EXERCISE DIRECTIONS:
Transcribe the listing word for word.
[Start STORED DATA]
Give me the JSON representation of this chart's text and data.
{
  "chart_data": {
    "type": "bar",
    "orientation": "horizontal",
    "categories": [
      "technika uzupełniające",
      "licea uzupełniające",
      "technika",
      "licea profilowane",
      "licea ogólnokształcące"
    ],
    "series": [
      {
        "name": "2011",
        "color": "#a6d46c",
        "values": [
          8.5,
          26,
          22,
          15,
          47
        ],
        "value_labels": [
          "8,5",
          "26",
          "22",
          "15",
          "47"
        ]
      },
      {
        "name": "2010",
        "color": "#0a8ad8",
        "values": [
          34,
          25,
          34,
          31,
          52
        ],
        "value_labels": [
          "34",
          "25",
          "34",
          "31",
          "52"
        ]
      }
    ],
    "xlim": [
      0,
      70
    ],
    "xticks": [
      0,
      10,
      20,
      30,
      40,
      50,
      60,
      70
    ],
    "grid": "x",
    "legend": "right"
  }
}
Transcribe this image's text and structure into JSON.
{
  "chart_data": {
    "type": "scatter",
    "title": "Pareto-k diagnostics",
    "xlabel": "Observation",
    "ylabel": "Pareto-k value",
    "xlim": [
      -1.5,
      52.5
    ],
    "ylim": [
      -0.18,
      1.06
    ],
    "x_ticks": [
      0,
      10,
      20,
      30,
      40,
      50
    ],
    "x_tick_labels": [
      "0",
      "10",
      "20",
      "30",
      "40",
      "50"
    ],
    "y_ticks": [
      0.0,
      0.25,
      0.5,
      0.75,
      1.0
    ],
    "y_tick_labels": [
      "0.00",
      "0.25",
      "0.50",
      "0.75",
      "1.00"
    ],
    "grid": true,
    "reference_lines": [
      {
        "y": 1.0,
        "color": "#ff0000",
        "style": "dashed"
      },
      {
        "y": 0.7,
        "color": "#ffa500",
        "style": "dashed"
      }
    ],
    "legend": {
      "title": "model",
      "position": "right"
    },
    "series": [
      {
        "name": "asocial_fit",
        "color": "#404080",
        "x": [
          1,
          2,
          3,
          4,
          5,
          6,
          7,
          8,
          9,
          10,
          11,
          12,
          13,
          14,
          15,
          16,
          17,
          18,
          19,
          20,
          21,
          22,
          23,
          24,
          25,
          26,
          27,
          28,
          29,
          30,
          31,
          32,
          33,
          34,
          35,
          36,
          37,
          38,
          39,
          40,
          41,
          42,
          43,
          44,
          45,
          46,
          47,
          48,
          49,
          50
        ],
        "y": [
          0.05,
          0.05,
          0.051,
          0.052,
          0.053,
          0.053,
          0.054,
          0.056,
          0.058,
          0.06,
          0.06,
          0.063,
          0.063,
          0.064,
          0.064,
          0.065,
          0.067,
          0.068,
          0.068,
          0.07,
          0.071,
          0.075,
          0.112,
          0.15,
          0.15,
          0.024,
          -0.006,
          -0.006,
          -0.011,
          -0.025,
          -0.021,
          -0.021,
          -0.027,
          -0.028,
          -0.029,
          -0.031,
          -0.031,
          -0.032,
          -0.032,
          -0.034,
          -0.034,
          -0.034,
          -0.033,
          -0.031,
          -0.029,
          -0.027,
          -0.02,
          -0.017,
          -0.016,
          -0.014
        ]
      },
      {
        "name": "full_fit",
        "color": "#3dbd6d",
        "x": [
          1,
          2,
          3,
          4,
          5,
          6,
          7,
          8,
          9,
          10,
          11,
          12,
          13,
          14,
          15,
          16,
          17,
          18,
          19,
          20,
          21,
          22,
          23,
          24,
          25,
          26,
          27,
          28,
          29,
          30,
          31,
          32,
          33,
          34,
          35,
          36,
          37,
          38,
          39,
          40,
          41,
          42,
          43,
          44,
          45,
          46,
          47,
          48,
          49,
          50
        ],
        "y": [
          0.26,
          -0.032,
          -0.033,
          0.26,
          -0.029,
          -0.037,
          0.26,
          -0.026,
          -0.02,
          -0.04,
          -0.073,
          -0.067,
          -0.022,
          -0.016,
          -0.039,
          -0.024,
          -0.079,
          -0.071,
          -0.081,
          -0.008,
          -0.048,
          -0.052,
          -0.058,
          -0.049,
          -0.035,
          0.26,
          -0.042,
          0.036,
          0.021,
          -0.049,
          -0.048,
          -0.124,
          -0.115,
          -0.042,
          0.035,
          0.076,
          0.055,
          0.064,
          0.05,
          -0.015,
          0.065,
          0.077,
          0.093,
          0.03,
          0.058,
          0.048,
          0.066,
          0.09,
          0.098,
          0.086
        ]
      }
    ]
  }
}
[End STORED DATA]
ANSWER TO THIS TASK:
Give me the JSON representation of this chart's text and data.
{
  "chart_data": {
    "type": "bar",
    "orientation": "horizontal",
    "categories": [
      "technika uzupełniające",
      "licea uzupełniające",
      "technika",
      "licea profilowane",
      "licea ogólnokształcące"
    ],
    "series": [
      {
        "name": "2011",
        "color": "#a6d46c",
        "values": [
          8.5,
          26,
          22,
          15,
          47
        ],
        "value_labels": [
          "8,5",
          "26",
          "22",
          "15",
          "47"
        ]
      },
      {
        "name": "2010",
        "color": "#0a8ad8",
        "values": [
          34,
          25,
          34,
          31,
          52
        ],
        "value_labels": [
          "34",
          "25",
          "34",
          "31",
          "52"
        ]
      }
    ],
    "xlim": [
      0,
      70
    ],
    "xticks": [
      0,
      10,
      20,
      30,
      40,
      50,
      60,
      70
    ],
    "grid": "x",
    "legend": "right"
  }
}
Transcribe this image's text and structure into JSON.
{
  "chart_data": {
    "type": "scatter",
    "title": "Pareto-k diagnostics",
    "xlabel": "Observation",
    "ylabel": "Pareto-k value",
    "xlim": [
      -1.5,
      52.5
    ],
    "ylim": [
      -0.18,
      1.06
    ],
    "x_ticks": [
      0,
      10,
      20,
      30,
      40,
      50
    ],
    "x_tick_labels": [
      "0",
      "10",
      "20",
      "30",
      "40",
      "50"
    ],
    "y_ticks": [
      0.0,
      0.25,
      0.5,
      0.75,
      1.0
    ],
    "y_tick_labels": [
      "0.00",
      "0.25",
      "0.50",
      "0.75",
      "1.00"
    ],
    "grid": true,
    "reference_lines": [
      {
        "y": 1.0,
        "color": "#ff0000",
        "style": "dashed"
      },
      {
        "y": 0.7,
        "color": "#ffa500",
        "style": "dashed"
      }
    ],
    "legend": {
      "title": "model",
      "position": "right"
    },
    "series": [
      {
        "name": "asocial_fit",
        "color": "#404080",
        "x": [
          1,
          2,
          3,
          4,
          5,
          6,
          7,
          8,
          9,
          10,
          11,
          12,
          13,
          14,
          15,
          16,
          17,
          18,
          19,
          20,
          21,
          22,
          23,
          24,
          25,
          26,
          27,
          28,
          29,
          30,
          31,
          32,
          33,
          34,
          35,
          36,
          37,
          38,
          39,
          40,
          41,
          42,
          43,
          44,
          45,
          46,
          47,
          48,
          49,
          50
        ],
        "y": [
          0.05,
          0.05,
          0.051,
          0.052,
          0.053,
          0.053,
          0.054,
          0.056,
          0.058,
          0.06,
          0.06,
          0.063,
          0.063,
          0.064,
          0.064,
          0.065,
          0.067,
          0.068,
          0.068,
          0.07,
          0.071,
          0.075,
          0.112,
          0.15,
          0.15,
          0.024,
          -0.006,
          -0.006,
          -0.011,
          -0.025,
          -0.021,
          -0.021,
          -0.027,
          -0.028,
          -0.029,
          -0.031,
          -0.031,
          -0.032,
          -0.032,
          -0.034,
          -0.034,
          -0.034,
          -0.033,
          -0.031,
          -0.029,
          -0.027,
          -0.02,
          -0.017,
          -0.016,
          -0.014
        ]
      },
      {
        "name": "full_fit",
        "color": "#3dbd6d",
        "x": [
          1,
          2,
          3,
          4,
          5,
          6,
          7,
          8,
          9,
          10,
          11,
          12,
          13,
          14,
          15,
          16,
          17,
          18,
          19,
          20,
          21,
          22,
          23,
          24,
          25,
          26,
          27,
          28,
          29,
          30,
          31,
          32,
          33,
          34,
          35,
          36,
          37,
          38,
          39,
          40,
          41,
          42,
          43,
          44,
          45,
          46,
          47,
          48,
          49,
          50
        ],
        "y": [
          0.26,
          -0.032,
          -0.033,
          0.26,
          -0.029,
          -0.037,
          0.26,
          -0.026,
          -0.02,
          -0.04,
          -0.073,
          -0.067,
          -0.022,
          -0.016,
          -0.039,
          -0.024,
          -0.079,
          -0.071,
          -0.081,
          -0.008,
          -0.048,
          -0.052,
          -0.058,
          -0.049,
          -0.035,
          0.26,
          -0.042,
          0.036,
          0.021,
          -0.049,
          -0.048,
          -0.124,
          -0.115,
          -0.042,
          0.035,
          0.076,
          0.055,
          0.064,
          0.05,
          -0.015,
          0.065,
          0.077,
          0.093,
          0.03,
          0.058,
          0.048,
          0.066,
          0.09,
          0.098,
          0.086
        ]
      }
    ]
  }
}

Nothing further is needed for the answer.